Word for word, print each line of the listing below; pictures stay out.

======== Records for processing

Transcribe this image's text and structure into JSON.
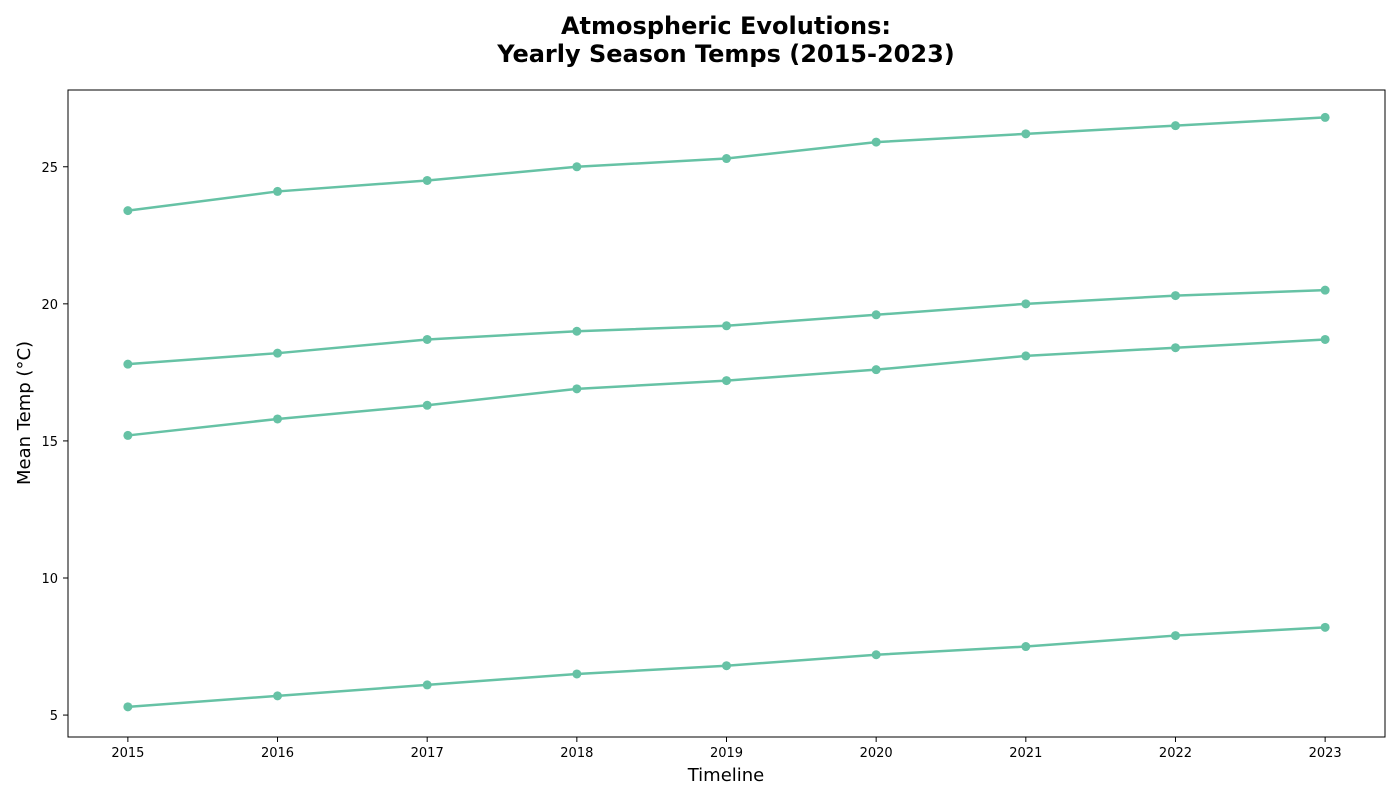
{
  "chart_data": {
    "type": "line",
    "title_lines": [
      "Atmospheric Evolutions:",
      "Yearly Season Temps (2015-2023)"
    ],
    "xlabel": "Timeline",
    "ylabel": "Mean Temp (°C)",
    "x": [
      2015,
      2016,
      2017,
      2018,
      2019,
      2020,
      2021,
      2022,
      2023
    ],
    "x_tick_labels": [
      "2015",
      "2016",
      "2017",
      "2018",
      "2019",
      "2020",
      "2021",
      "2022",
      "2023"
    ],
    "y_ticks": [
      5,
      10,
      15,
      20,
      25
    ],
    "y_tick_labels": [
      "5",
      "10",
      "15",
      "20",
      "25"
    ],
    "xlim": [
      2014.6,
      2023.4
    ],
    "ylim": [
      4.2,
      27.8
    ],
    "grid": false,
    "line_color": "#66c2a5",
    "series": [
      {
        "values": [
          23.4,
          24.1,
          24.5,
          25.0,
          25.3,
          25.9,
          26.2,
          26.5,
          26.8
        ]
      },
      {
        "values": [
          17.8,
          18.2,
          18.7,
          19.0,
          19.2,
          19.6,
          20.0,
          20.3,
          20.5
        ]
      },
      {
        "values": [
          15.2,
          15.8,
          16.3,
          16.9,
          17.2,
          17.6,
          18.1,
          18.4,
          18.7
        ]
      },
      {
        "values": [
          5.3,
          5.7,
          6.1,
          6.5,
          6.8,
          7.2,
          7.5,
          7.9,
          8.2
        ]
      }
    ]
  }
}
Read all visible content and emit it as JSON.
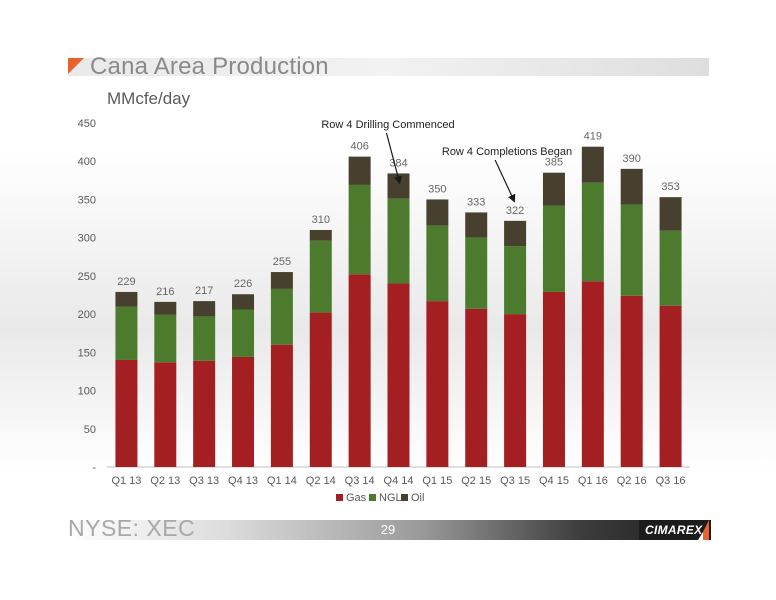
{
  "slide": {
    "title": "Cana Area Production",
    "subtitle": "MMcfe/day",
    "footer_ticker": "NYSE: XEC",
    "page_number": "29",
    "logo_text": "CIMAREX"
  },
  "colors": {
    "gas": "#a31f22",
    "ngl": "#4d7b2e",
    "oil": "#47402f",
    "axis_text": "#595959",
    "label_text": "#666666",
    "accent": "#e8622c"
  },
  "chart_data": {
    "type": "bar",
    "stacked": true,
    "categories": [
      "Q1 13",
      "Q2 13",
      "Q3 13",
      "Q4 13",
      "Q1 14",
      "Q2 14",
      "Q3 14",
      "Q4 14",
      "Q1 15",
      "Q2 15",
      "Q3 15",
      "Q4 15",
      "Q1 16",
      "Q2 16",
      "Q3 16"
    ],
    "series": [
      {
        "name": "Gas",
        "values": [
          140,
          137,
          139,
          144,
          160,
          202,
          252,
          240,
          217,
          207,
          200,
          229,
          243,
          224,
          211
        ]
      },
      {
        "name": "NGL",
        "values": [
          70,
          62,
          58,
          62,
          73,
          94,
          117,
          111,
          99,
          93,
          89,
          113,
          129,
          119,
          98
        ]
      },
      {
        "name": "Oil",
        "values": [
          19,
          17,
          20,
          20,
          22,
          14,
          37,
          33,
          34,
          33,
          33,
          43,
          47,
          47,
          44
        ]
      }
    ],
    "totals": [
      229,
      216,
      217,
      226,
      255,
      310,
      406,
      384,
      350,
      333,
      322,
      385,
      419,
      390,
      353
    ],
    "ylim": [
      0,
      450
    ],
    "yticks": [
      {
        "value": 0,
        "label": "-"
      },
      {
        "value": 50,
        "label": "50"
      },
      {
        "value": 100,
        "label": "100"
      },
      {
        "value": 150,
        "label": "150"
      },
      {
        "value": 200,
        "label": "200"
      },
      {
        "value": 250,
        "label": "250"
      },
      {
        "value": 300,
        "label": "300"
      },
      {
        "value": 350,
        "label": "350"
      },
      {
        "value": 400,
        "label": "400"
      },
      {
        "value": 450,
        "label": "450"
      }
    ],
    "grid": false,
    "legend": "bottom",
    "annotations": [
      {
        "text": "Row 4 Drilling Commenced",
        "category": "Q4 14"
      },
      {
        "text": "Row 4 Completions Began",
        "category": "Q3 15"
      }
    ]
  }
}
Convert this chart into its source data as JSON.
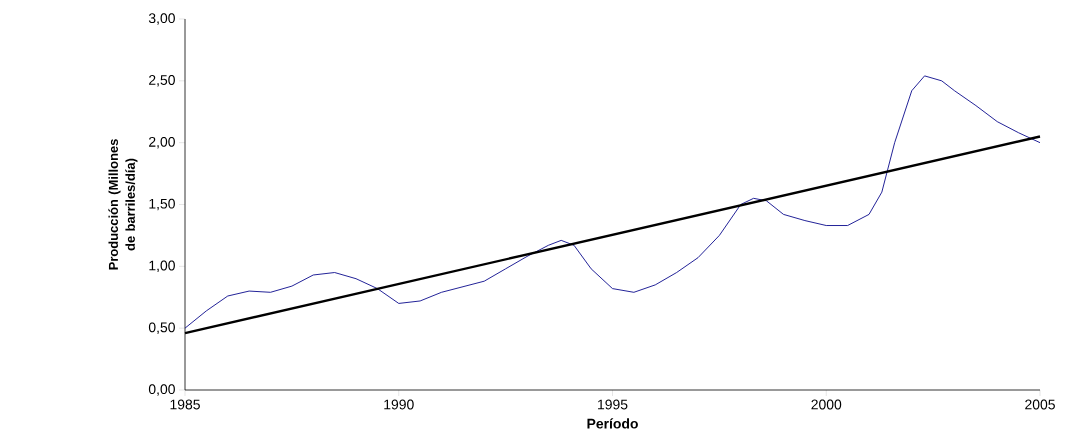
{
  "chart_data": {
    "type": "line",
    "xlabel": "Período",
    "ylabel": "Producción (Millones de barriles/día)",
    "xlim": [
      1985,
      2005
    ],
    "xticks": [
      1985,
      1990,
      1995,
      2000,
      2005
    ],
    "ylim": [
      0,
      3
    ],
    "yticks": [
      {
        "value": 0,
        "label": "0,00"
      },
      {
        "value": 0.5,
        "label": "0,50"
      },
      {
        "value": 1,
        "label": "1,00"
      },
      {
        "value": 1.5,
        "label": "1,50"
      },
      {
        "value": 2,
        "label": "2,00"
      },
      {
        "value": 2.5,
        "label": "2,50"
      },
      {
        "value": 3,
        "label": "3,00"
      }
    ],
    "grid": false,
    "legend": false,
    "series": [
      {
        "color": "#0a0a8c",
        "x": [
          1985.0,
          1985.5,
          1986.0,
          1986.5,
          1987.0,
          1987.5,
          1988.0,
          1988.5,
          1989.0,
          1989.5,
          1990.0,
          1990.5,
          1991.0,
          1992.0,
          1992.5,
          1993.0,
          1993.5,
          1993.8,
          1994.1,
          1994.5,
          1995.0,
          1995.5,
          1996.0,
          1996.5,
          1997.0,
          1997.5,
          1998.0,
          1998.3,
          1998.6,
          1999.0,
          1999.5,
          2000.0,
          2000.5,
          2001.0,
          2001.3,
          2001.6,
          2002.0,
          2002.3,
          2002.7,
          2003.0,
          2003.5,
          2004.0,
          2004.5,
          2005.0
        ],
        "values": [
          0.5,
          0.64,
          0.76,
          0.8,
          0.79,
          0.84,
          0.93,
          0.95,
          0.9,
          0.82,
          0.7,
          0.72,
          0.79,
          0.88,
          0.98,
          1.08,
          1.17,
          1.21,
          1.17,
          0.98,
          0.82,
          0.79,
          0.85,
          0.95,
          1.07,
          1.25,
          1.5,
          1.55,
          1.53,
          1.42,
          1.37,
          1.33,
          1.33,
          1.42,
          1.6,
          2.0,
          2.42,
          2.54,
          2.5,
          2.42,
          2.3,
          2.17,
          2.08,
          2.0
        ]
      },
      {
        "type": "line",
        "color": "#000000",
        "x": [
          1985,
          2005
        ],
        "values": [
          0.46,
          2.05
        ]
      }
    ]
  }
}
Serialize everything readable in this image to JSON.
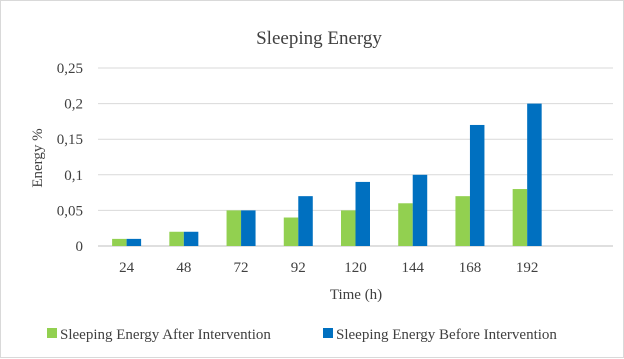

================

Expected answer:
Transcribe this image's text and structure into JSON.
{
  "chart_data": {
    "type": "line",
    "title_lines": [
      "Atmospheric Evolutions:",
      "Yearly Season Temps (2015-2023)"
    ],
    "xlabel": "Timeline",
    "ylabel": "Mean Temp (°C)",
    "x": [
      2015,
      2016,
      2017,
      2018,
      2019,
      2020,
      2021,
      2022,
      2023
    ],
    "x_tick_labels": [
      "2015",
      "2016",
      "2017",
      "2018",
      "2019",
      "2020",
      "2021",
      "2022",
      "2023"
    ],
    "y_ticks": [
      5,
      10,
      15,
      20,
      25
    ],
    "y_tick_labels": [
      "5",
      "10",
      "15",
      "20",
      "25"
    ],
    "xlim": [
      2014.6,
      2023.4
    ],
    "ylim": [
      4.2,
      27.8
    ],
    "grid": false,
    "line_color": "#66c2a5",
    "series": [
      {
        "values": [
          23.4,
          24.1,
          24.5,
          25.0,
          25.3,
          25.9,
          26.2,
          26.5,
          26.8
        ]
      },
      {
        "values": [
          17.8,
          18.2,
          18.7,
          19.0,
          19.2,
          19.6,
          20.0,
          20.3,
          20.5
        ]
      },
      {
        "values": [
          15.2,
          15.8,
          16.3,
          16.9,
          17.2,
          17.6,
          18.1,
          18.4,
          18.7
        ]
      },
      {
        "values": [
          5.3,
          5.7,
          6.1,
          6.5,
          6.8,
          7.2,
          7.5,
          7.9,
          8.2
        ]
      }
    ]
  }
}
Read all visible content and emit it as JSON.
{
  "slide": {
    "title": "Cana Area Production",
    "subtitle": "MMcfe/day",
    "footer_ticker": "NYSE: XEC",
    "page_number": "29",
    "logo_text": "CIMAREX"
  },
  "colors": {
    "gas": "#a31f22",
    "ngl": "#4d7b2e",
    "oil": "#47402f",
    "axis_text": "#595959",
    "label_text": "#666666",
    "accent": "#e8622c"
  },
  "chart_data": {
    "type": "bar",
    "stacked": true,
    "categories": [
      "Q1 13",
      "Q2 13",
      "Q3 13",
      "Q4 13",
      "Q1 14",
      "Q2 14",
      "Q3 14",
      "Q4 14",
      "Q1 15",
      "Q2 15",
      "Q3 15",
      "Q4 15",
      "Q1 16",
      "Q2 16",
      "Q3 16"
    ],
    "series": [
      {
        "name": "Gas",
        "values": [
          140,
          137,
          139,
          144,
          160,
          202,
          252,
          240,
          217,
          207,
          200,
          229,
          243,
          224,
          211
        ]
      },
      {
        "name": "NGL",
        "values": [
          70,
          62,
          58,
          62,
          73,
          94,
          117,
          111,
          99,
          93,
          89,
          113,
          129,
          119,
          98
        ]
      },
      {
        "name": "Oil",
        "values": [
          19,
          17,
          20,
          20,
          22,
          14,
          37,
          33,
          34,
          33,
          33,
          43,
          47,
          47,
          44
        ]
      }
    ],
    "totals": [
      229,
      216,
      217,
      226,
      255,
      310,
      406,
      384,
      350,
      333,
      322,
      385,
      419,
      390,
      353
    ],
    "ylim": [
      0,
      450
    ],
    "yticks": [
      {
        "value": 0,
        "label": "-"
      },
      {
        "value": 50,
        "label": "50"
      },
      {
        "value": 100,
        "label": "100"
      },
      {
        "value": 150,
        "label": "150"
      },
      {
        "value": 200,
        "label": "200"
      },
      {
        "value": 250,
        "label": "250"
      },
      {
        "value": 300,
        "label": "300"
      },
      {
        "value": 350,
        "label": "350"
      },
      {
        "value": 400,
        "label": "400"
      },
      {
        "value": 450,
        "label": "450"
      }
    ],
    "grid": false,
    "legend": "bottom",
    "annotations": [
      {
        "text": "Row 4 Drilling Commenced",
        "category": "Q4 14"
      },
      {
        "text": "Row 4 Completions Began",
        "category": "Q3 15"
      }
    ]
  }
}
Convert this chart into its source data as JSON.
{
  "chart_data": {
    "type": "line",
    "xlabel": "Período",
    "ylabel": "Producción (Millones de barriles/día)",
    "xlim": [
      1985,
      2005
    ],
    "xticks": [
      1985,
      1990,
      1995,
      2000,
      2005
    ],
    "ylim": [
      0,
      3
    ],
    "yticks": [
      {
        "value": 0,
        "label": "0,00"
      },
      {
        "value": 0.5,
        "label": "0,50"
      },
      {
        "value": 1,
        "label": "1,00"
      },
      {
        "value": 1.5,
        "label": "1,50"
      },
      {
        "value": 2,
        "label": "2,00"
      },
      {
        "value": 2.5,
        "label": "2,50"
      },
      {
        "value": 3,
        "label": "3,00"
      }
    ],
    "grid": false,
    "legend": false,
    "series": [
      {
        "color": "#0a0a8c",
        "x": [
          1985.0,
          1985.5,
          1986.0,
          1986.5,
          1987.0,
          1987.5,
          1988.0,
          1988.5,
          1989.0,
          1989.5,
          1990.0,
          1990.5,
          1991.0,
          1992.0,
          1992.5,
          1993.0,
          1993.5,
          1993.8,
          1994.1,
          1994.5,
          1995.0,
          1995.5,
          1996.0,
          1996.5,
          1997.0,
          1997.5,
          1998.0,
          1998.3,
          1998.6,
          1999.0,
          1999.5,
          2000.0,
          2000.5,
          2001.0,
          2001.3,
          2001.6,
          2002.0,
          2002.3,
          2002.7,
          2003.0,
          2003.5,
          2004.0,
          2004.5,
          2005.0
        ],
        "values": [
          0.5,
          0.64,
          0.76,
          0.8,
          0.79,
          0.84,
          0.93,
          0.95,
          0.9,
          0.82,
          0.7,
          0.72,
          0.79,
          0.88,
          0.98,
          1.08,
          1.17,
          1.21,
          1.17,
          0.98,
          0.82,
          0.79,
          0.85,
          0.95,
          1.07,
          1.25,
          1.5,
          1.55,
          1.53,
          1.42,
          1.37,
          1.33,
          1.33,
          1.42,
          1.6,
          2.0,
          2.42,
          2.54,
          2.5,
          2.42,
          2.3,
          2.17,
          2.08,
          2.0
        ]
      },
      {
        "type": "line",
        "color": "#000000",
        "x": [
          1985,
          2005
        ],
        "values": [
          0.46,
          2.05
        ]
      }
    ]
  }
}
Serialize everything readable in this image to JSON.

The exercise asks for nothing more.